Written instruction — Copy all records verbatim.
----
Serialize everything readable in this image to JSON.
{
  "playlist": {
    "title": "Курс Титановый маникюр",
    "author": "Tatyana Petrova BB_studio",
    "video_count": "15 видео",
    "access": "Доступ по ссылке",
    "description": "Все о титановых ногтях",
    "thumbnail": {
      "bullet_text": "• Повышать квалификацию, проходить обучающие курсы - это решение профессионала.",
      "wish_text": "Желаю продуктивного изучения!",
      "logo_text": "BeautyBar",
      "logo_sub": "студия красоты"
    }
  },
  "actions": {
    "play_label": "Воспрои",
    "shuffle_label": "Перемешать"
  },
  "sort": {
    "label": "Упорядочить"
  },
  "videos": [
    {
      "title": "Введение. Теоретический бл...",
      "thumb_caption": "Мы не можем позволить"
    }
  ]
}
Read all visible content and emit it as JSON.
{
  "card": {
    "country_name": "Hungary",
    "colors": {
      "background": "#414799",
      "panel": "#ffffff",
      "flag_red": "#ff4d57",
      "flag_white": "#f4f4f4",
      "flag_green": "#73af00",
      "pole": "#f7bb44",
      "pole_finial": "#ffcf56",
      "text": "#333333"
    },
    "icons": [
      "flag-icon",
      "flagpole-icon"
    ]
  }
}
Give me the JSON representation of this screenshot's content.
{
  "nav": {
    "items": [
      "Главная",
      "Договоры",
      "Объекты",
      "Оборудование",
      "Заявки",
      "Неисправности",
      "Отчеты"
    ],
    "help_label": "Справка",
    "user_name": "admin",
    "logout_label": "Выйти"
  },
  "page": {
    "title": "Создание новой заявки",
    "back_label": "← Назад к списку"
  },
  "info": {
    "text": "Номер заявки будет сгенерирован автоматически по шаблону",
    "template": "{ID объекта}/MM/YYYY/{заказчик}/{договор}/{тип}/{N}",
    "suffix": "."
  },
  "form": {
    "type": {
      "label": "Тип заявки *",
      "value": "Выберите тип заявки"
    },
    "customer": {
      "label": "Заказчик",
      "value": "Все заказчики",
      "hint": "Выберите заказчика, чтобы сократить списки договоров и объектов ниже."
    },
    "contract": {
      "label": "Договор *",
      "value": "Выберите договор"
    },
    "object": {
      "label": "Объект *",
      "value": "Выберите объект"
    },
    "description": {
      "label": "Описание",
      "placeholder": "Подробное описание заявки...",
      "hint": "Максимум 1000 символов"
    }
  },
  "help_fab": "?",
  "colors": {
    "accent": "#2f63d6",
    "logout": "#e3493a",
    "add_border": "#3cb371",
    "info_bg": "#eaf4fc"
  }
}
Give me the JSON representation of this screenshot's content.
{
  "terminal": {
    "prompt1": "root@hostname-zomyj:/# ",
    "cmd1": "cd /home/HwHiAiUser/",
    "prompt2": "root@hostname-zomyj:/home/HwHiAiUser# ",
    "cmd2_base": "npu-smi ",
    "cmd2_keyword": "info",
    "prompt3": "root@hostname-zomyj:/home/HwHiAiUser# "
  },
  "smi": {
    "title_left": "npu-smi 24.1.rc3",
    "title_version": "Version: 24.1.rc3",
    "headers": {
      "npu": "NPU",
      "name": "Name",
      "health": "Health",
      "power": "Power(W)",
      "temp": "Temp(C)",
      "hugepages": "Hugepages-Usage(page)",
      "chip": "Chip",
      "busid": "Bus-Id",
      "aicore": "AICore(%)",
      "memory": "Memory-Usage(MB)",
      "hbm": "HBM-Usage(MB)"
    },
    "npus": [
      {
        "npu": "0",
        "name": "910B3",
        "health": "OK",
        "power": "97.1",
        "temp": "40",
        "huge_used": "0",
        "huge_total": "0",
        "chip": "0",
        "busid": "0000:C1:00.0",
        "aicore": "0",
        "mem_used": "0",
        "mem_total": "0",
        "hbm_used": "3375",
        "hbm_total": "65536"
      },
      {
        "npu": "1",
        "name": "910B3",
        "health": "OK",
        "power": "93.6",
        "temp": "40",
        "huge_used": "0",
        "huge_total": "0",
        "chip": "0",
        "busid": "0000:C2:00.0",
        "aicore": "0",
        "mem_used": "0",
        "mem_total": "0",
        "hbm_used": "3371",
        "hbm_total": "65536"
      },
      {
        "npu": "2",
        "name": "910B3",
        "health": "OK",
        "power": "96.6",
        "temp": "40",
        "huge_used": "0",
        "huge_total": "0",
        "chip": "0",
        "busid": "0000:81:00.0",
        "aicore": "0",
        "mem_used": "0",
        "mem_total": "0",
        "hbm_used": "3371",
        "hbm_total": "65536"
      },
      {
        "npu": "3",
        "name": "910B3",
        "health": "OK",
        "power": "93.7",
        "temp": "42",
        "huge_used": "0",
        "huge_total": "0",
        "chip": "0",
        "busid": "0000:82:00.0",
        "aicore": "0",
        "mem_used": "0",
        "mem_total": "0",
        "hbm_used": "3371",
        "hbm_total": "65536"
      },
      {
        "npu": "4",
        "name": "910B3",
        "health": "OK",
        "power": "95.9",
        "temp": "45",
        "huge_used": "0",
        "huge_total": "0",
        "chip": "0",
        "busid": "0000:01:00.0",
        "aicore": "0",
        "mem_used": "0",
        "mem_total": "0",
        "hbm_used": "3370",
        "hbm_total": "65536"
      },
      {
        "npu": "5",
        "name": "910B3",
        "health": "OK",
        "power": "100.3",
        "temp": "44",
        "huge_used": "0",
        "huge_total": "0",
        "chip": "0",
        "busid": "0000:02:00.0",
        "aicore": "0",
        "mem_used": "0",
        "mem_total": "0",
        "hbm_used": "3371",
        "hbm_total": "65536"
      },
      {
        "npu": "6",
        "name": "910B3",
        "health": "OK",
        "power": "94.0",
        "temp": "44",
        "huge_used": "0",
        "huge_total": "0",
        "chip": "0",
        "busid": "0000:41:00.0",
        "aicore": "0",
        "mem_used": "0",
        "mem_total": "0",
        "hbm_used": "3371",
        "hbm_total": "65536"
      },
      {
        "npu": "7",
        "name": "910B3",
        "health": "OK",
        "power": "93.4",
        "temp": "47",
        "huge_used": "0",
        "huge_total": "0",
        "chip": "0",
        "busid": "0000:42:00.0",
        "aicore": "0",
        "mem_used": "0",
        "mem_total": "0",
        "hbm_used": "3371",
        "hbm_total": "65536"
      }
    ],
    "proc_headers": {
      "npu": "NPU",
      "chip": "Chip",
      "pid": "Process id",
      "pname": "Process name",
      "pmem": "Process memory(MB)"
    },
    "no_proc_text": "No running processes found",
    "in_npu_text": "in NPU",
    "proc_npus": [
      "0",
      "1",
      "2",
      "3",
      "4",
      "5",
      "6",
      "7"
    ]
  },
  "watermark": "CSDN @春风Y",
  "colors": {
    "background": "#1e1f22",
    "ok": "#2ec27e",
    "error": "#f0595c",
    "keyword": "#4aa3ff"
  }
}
----
Solved problem —
Serialize everything readable in this image to JSON.
{
  "playlist": {
    "title": "Курс Титановый маникюр",
    "author": "Tatyana Petrova BB_studio",
    "video_count": "15 видео",
    "access": "Доступ по ссылке",
    "description": "Все о титановых ногтях",
    "thumbnail": {
      "bullet_text": "• Повышать квалификацию, проходить обучающие курсы - это решение профессионала.",
      "wish_text": "Желаю продуктивного изучения!",
      "logo_text": "BeautyBar",
      "logo_sub": "студия красоты"
    }
  },
  "actions": {
    "play_label": "Воспрои",
    "shuffle_label": "Перемешать"
  },
  "sort": {
    "label": "Упорядочить"
  },
  "videos": [
    {
      "title": "Введение. Теоретический бл...",
      "thumb_caption": "Мы не можем позволить"
    }
  ]
}
Read all visible content and emit it as JSON.
{
  "card": {
    "country_name": "Hungary",
    "colors": {
      "background": "#414799",
      "panel": "#ffffff",
      "flag_red": "#ff4d57",
      "flag_white": "#f4f4f4",
      "flag_green": "#73af00",
      "pole": "#f7bb44",
      "pole_finial": "#ffcf56",
      "text": "#333333"
    },
    "icons": [
      "flag-icon",
      "flagpole-icon"
    ]
  }
}
Give me the JSON representation of this screenshot's content.
{
  "nav": {
    "items": [
      "Главная",
      "Договоры",
      "Объекты",
      "Оборудование",
      "Заявки",
      "Неисправности",
      "Отчеты"
    ],
    "help_label": "Справка",
    "user_name": "admin",
    "logout_label": "Выйти"
  },
  "page": {
    "title": "Создание новой заявки",
    "back_label": "← Назад к списку"
  },
  "info": {
    "text": "Номер заявки будет сгенерирован автоматически по шаблону",
    "template": "{ID объекта}/MM/YYYY/{заказчик}/{договор}/{тип}/{N}",
    "suffix": "."
  },
  "form": {
    "type": {
      "label": "Тип заявки *",
      "value": "Выберите тип заявки"
    },
    "customer": {
      "label": "Заказчик",
      "value": "Все заказчики",
      "hint": "Выберите заказчика, чтобы сократить списки договоров и объектов ниже."
    },
    "contract": {
      "label": "Договор *",
      "value": "Выберите договор"
    },
    "object": {
      "label": "Объект *",
      "value": "Выберите объект"
    },
    "description": {
      "label": "Описание",
      "placeholder": "Подробное описание заявки...",
      "hint": "Максимум 1000 символов"
    }
  },
  "help_fab": "?",
  "colors": {
    "accent": "#2f63d6",
    "logout": "#e3493a",
    "add_border": "#3cb371",
    "info_bg": "#eaf4fc"
  }
}
Give me the JSON representation of this screenshot's content.
{
  "terminal": {
    "prompt1": "root@hostname-zomyj:/# ",
    "cmd1": "cd /home/HwHiAiUser/",
    "prompt2": "root@hostname-zomyj:/home/HwHiAiUser# ",
    "cmd2_base": "npu-smi ",
    "cmd2_keyword": "info",
    "prompt3": "root@hostname-zomyj:/home/HwHiAiUser# "
  },
  "smi": {
    "title_left": "npu-smi 24.1.rc3",
    "title_version": "Version: 24.1.rc3",
    "headers": {
      "npu": "NPU",
      "name": "Name",
      "health": "Health",
      "power": "Power(W)",
      "temp": "Temp(C)",
      "hugepages": "Hugepages-Usage(page)",
      "chip": "Chip",
      "busid": "Bus-Id",
      "aicore": "AICore(%)",
      "memory": "Memory-Usage(MB)",
      "hbm": "HBM-Usage(MB)"
    },
    "npus": [
      {
        "npu": "0",
        "name": "910B3",
        "health": "OK",
        "power": "97.1",
        "temp": "40",
        "huge_used": "0",
        "huge_total": "0",
        "chip": "0",
        "busid": "0000:C1:00.0",
        "aicore": "0",
        "mem_used": "0",
        "mem_total": "0",
        "hbm_used": "3375",
        "hbm_total": "65536"
      },
      {
        "npu": "1",
        "name": "910B3",
        "health": "OK",
        "power": "93.6",
        "temp": "40",
        "huge_used": "0",
        "huge_total": "0",
        "chip": "0",
        "busid": "0000:C2:00.0",
        "aicore": "0",
        "mem_used": "0",
        "mem_total": "0",
        "hbm_used": "3371",
        "hbm_total": "65536"
      },
      {
        "npu": "2",
        "name": "910B3",
        "health": "OK",
        "power": "96.6",
        "temp": "40",
        "huge_used": "0",
        "huge_total": "0",
        "chip": "0",
        "busid": "0000:81:00.0",
        "aicore": "0",
        "mem_used": "0",
        "mem_total": "0",
        "hbm_used": "3371",
        "hbm_total": "65536"
      },
      {
        "npu": "3",
        "name": "910B3",
        "health": "OK",
        "power": "93.7",
        "temp": "42",
        "huge_used": "0",
        "huge_total": "0",
        "chip": "0",
        "busid": "0000:82:00.0",
        "aicore": "0",
        "mem_used": "0",
        "mem_total": "0",
        "hbm_used": "3371",
        "hbm_total": "65536"
      },
      {
        "npu": "4",
        "name": "910B3",
        "health": "OK",
        "power": "95.9",
        "temp": "45",
        "huge_used": "0",
        "huge_total": "0",
        "chip": "0",
        "busid": "0000:01:00.0",
        "aicore": "0",
        "mem_used": "0",
        "mem_total": "0",
        "hbm_used": "3370",
        "hbm_total": "65536"
      },
      {
        "npu": "5",
        "name": "910B3",
        "health": "OK",
        "power": "100.3",
        "temp": "44",
        "huge_used": "0",
        "huge_total": "0",
        "chip": "0",
        "busid": "0000:02:00.0",
        "aicore": "0",
        "mem_used": "0",
        "mem_total": "0",
        "hbm_used": "3371",
        "hbm_total": "65536"
      },
      {
        "npu": "6",
        "name": "910B3",
        "health": "OK",
        "power": "94.0",
        "temp": "44",
        "huge_used": "0",
        "huge_total": "0",
        "chip": "0",
        "busid": "0000:41:00.0",
        "aicore": "0",
        "mem_used": "0",
        "mem_total": "0",
        "hbm_used": "3371",
        "hbm_total": "65536"
      },
      {
        "npu": "7",
        "name": "910B3",
        "health": "OK",
        "power": "93.4",
        "temp": "47",
        "huge_used": "0",
        "huge_total": "0",
        "chip": "0",
        "busid": "0000:42:00.0",
        "aicore": "0",
        "mem_used": "0",
        "mem_total": "0",
        "hbm_used": "3371",
        "hbm_total": "65536"
      }
    ],
    "proc_headers": {
      "npu": "NPU",
      "chip": "Chip",
      "pid": "Process id",
      "pname": "Process name",
      "pmem": "Process memory(MB)"
    },
    "no_proc_text": "No running processes found",
    "in_npu_text": "in NPU",
    "proc_npus": [
      "0",
      "1",
      "2",
      "3",
      "4",
      "5",
      "6",
      "7"
    ]
  },
  "watermark": "CSDN @春风Y",
  "colors": {
    "background": "#1e1f22",
    "ok": "#2ec27e",
    "error": "#f0595c",
    "keyword": "#4aa3ff"
  }
}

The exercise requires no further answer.